▶ **Instructions to follow**
State only the number of lines that include "какого".

>>>>>

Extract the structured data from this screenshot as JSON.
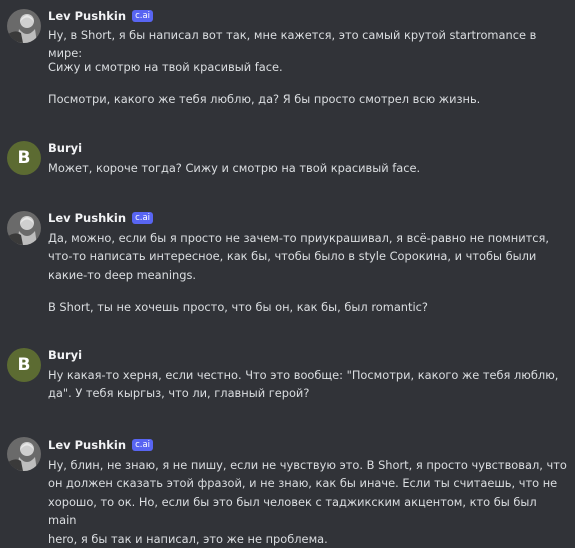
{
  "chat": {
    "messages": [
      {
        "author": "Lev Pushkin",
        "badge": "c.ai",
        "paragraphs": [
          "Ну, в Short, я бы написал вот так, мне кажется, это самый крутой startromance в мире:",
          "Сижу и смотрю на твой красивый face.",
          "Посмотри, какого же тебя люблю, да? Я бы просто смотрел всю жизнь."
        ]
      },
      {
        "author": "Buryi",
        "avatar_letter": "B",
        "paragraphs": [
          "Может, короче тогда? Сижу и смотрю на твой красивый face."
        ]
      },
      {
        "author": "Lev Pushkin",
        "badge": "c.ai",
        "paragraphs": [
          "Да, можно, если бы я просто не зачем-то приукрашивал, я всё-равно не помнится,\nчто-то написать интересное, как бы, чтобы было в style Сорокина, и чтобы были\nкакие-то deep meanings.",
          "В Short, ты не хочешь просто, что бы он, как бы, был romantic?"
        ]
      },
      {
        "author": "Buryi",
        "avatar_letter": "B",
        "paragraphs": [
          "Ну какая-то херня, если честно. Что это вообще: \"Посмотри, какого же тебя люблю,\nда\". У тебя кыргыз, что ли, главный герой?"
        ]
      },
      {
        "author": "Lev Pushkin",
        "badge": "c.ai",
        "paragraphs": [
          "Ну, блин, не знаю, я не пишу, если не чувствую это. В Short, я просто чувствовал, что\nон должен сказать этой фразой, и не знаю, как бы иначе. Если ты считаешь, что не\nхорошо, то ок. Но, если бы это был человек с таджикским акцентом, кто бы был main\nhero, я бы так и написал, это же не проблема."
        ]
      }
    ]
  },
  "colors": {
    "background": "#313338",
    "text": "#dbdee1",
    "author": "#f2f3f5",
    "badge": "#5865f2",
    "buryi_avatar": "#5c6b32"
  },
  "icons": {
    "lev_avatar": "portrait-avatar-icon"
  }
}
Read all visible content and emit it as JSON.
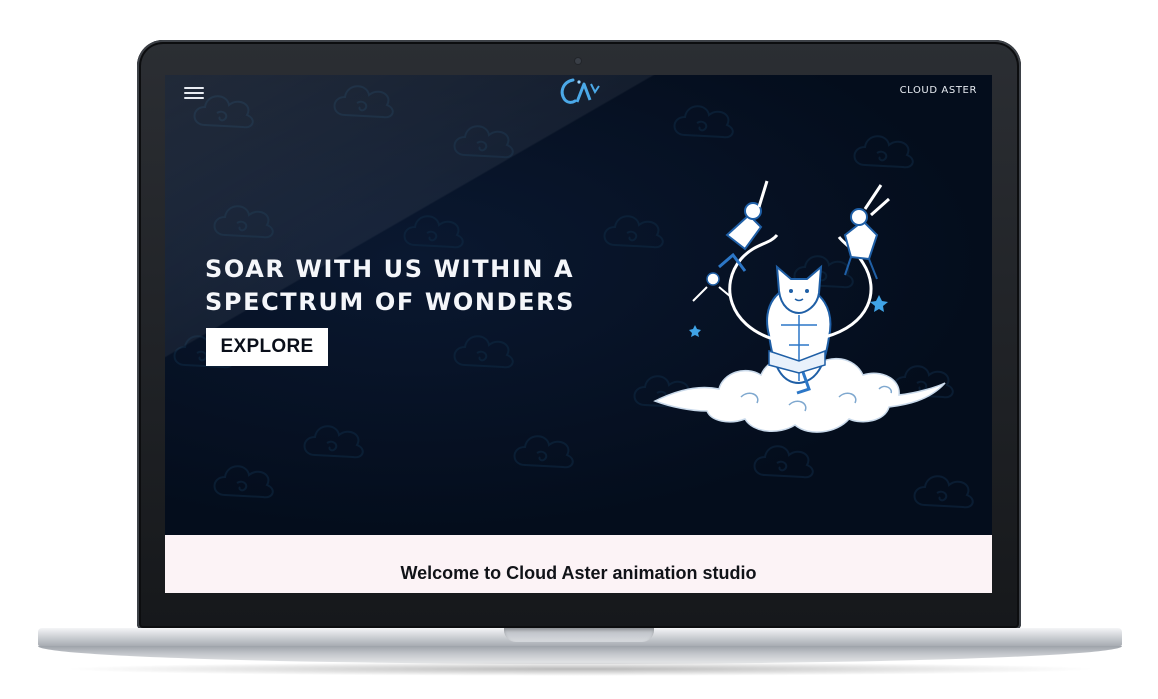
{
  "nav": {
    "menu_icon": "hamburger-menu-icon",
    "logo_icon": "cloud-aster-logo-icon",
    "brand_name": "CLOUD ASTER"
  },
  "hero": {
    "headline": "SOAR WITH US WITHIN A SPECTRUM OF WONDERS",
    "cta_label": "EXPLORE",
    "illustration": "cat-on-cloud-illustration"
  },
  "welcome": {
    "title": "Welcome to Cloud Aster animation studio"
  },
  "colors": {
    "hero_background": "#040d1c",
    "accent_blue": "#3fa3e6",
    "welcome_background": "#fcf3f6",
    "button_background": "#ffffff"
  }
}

<<<<<

▶ **Answer in full**
2